He [Dempsey] took off his coat and stripped right down to his white silk monogrammed underpants and vaulted into the ring: 'Now, Tony,' he told him. 'It's you and me. I'll show you how we used to do it.' He began humming a little tune—an old Dempsey mannerism—and then, as Galento backed away, he flashed into action. Jack was turned forty but his body was as lean and hard and tanned as ever, and for three memorable minutes we saw the old Dempsey, the murderous, tear-away Manassa Mauler... What he did to Galento in those three minutes was nobody's business. He ripped punches into the pudgy torso from all angles, split his lips with a terrific left, and sent the blood squirting from his nose with a right.

• **Information provided**

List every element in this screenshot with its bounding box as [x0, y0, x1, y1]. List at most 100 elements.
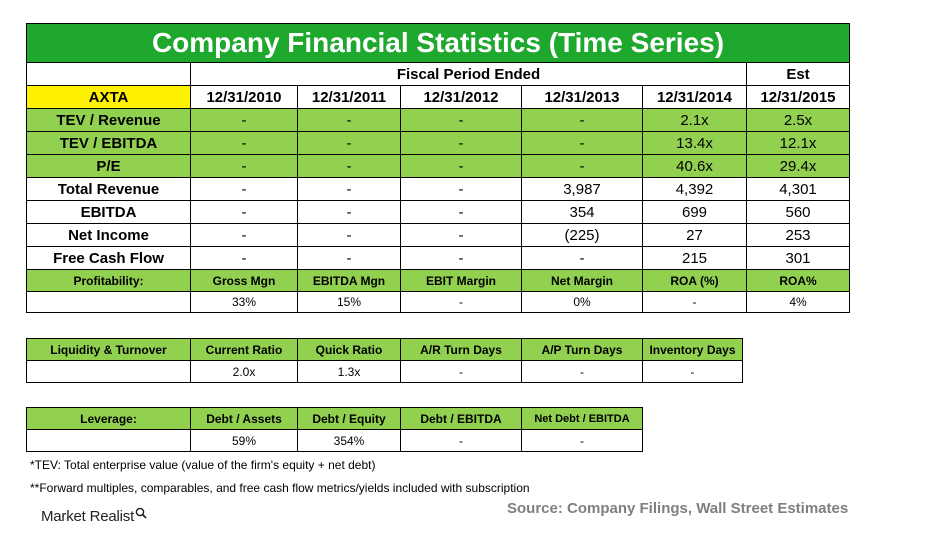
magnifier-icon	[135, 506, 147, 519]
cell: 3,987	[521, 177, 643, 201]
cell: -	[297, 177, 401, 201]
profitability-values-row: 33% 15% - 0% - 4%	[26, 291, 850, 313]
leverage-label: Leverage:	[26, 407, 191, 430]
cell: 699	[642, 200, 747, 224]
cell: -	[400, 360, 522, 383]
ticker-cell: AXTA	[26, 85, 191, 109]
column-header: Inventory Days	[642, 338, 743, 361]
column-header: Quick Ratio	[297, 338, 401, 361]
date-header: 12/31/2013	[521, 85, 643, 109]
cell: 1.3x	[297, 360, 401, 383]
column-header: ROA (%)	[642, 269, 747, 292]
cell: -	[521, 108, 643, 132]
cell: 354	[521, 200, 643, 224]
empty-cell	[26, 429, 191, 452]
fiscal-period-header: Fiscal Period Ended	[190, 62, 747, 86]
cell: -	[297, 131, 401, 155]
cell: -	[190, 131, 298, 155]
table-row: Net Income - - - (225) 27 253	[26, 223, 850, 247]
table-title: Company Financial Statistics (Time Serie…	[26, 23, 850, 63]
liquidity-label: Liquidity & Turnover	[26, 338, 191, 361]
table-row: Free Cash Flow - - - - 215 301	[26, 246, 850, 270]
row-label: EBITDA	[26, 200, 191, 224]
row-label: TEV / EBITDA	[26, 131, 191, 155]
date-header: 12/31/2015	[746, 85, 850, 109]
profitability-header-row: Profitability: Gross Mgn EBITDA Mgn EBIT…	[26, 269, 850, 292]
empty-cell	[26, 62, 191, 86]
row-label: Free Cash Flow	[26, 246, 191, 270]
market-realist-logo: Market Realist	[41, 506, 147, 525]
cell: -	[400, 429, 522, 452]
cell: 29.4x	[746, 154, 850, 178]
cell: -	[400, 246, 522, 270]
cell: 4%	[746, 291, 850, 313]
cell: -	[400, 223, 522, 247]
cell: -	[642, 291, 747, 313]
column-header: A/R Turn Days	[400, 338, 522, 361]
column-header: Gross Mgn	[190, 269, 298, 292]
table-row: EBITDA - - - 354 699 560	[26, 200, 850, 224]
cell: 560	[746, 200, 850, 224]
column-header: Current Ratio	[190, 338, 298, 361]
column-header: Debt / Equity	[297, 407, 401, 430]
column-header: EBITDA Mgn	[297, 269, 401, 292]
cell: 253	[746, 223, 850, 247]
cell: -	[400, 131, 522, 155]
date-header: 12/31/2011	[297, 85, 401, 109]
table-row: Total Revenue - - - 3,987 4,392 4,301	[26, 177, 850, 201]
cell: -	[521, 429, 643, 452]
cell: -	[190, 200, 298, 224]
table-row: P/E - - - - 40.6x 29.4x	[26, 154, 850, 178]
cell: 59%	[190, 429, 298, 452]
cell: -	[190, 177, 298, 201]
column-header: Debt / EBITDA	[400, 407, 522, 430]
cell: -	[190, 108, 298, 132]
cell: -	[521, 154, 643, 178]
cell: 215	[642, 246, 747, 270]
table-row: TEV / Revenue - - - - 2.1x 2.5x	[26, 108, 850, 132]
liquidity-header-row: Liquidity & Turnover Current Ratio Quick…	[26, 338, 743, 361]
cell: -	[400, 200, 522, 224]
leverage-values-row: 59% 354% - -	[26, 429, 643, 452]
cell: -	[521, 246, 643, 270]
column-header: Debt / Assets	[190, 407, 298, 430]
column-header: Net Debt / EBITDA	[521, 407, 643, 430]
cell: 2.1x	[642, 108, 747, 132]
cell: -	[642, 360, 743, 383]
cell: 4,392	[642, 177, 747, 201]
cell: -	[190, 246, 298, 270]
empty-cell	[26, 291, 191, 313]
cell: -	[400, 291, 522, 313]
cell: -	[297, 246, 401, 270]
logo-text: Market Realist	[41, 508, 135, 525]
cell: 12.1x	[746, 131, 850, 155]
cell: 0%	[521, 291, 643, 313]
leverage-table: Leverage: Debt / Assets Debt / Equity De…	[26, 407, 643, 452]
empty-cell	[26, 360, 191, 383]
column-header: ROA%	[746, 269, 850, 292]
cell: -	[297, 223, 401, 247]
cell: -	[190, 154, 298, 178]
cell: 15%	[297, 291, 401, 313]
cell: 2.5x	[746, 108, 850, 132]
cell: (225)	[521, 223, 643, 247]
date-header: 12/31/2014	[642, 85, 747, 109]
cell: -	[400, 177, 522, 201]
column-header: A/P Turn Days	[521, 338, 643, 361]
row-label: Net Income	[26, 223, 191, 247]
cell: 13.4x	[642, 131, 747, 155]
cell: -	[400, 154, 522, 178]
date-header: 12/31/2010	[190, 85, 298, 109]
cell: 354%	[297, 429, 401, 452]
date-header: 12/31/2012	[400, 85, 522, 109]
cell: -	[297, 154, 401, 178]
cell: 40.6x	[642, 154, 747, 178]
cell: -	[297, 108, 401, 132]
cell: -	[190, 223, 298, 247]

• **The request**
In the passage about Dempsey sparring with Galento, what did Dempsey strip down to before vaulting into the ring?

• **Full output**
His white silk monogrammed underpants.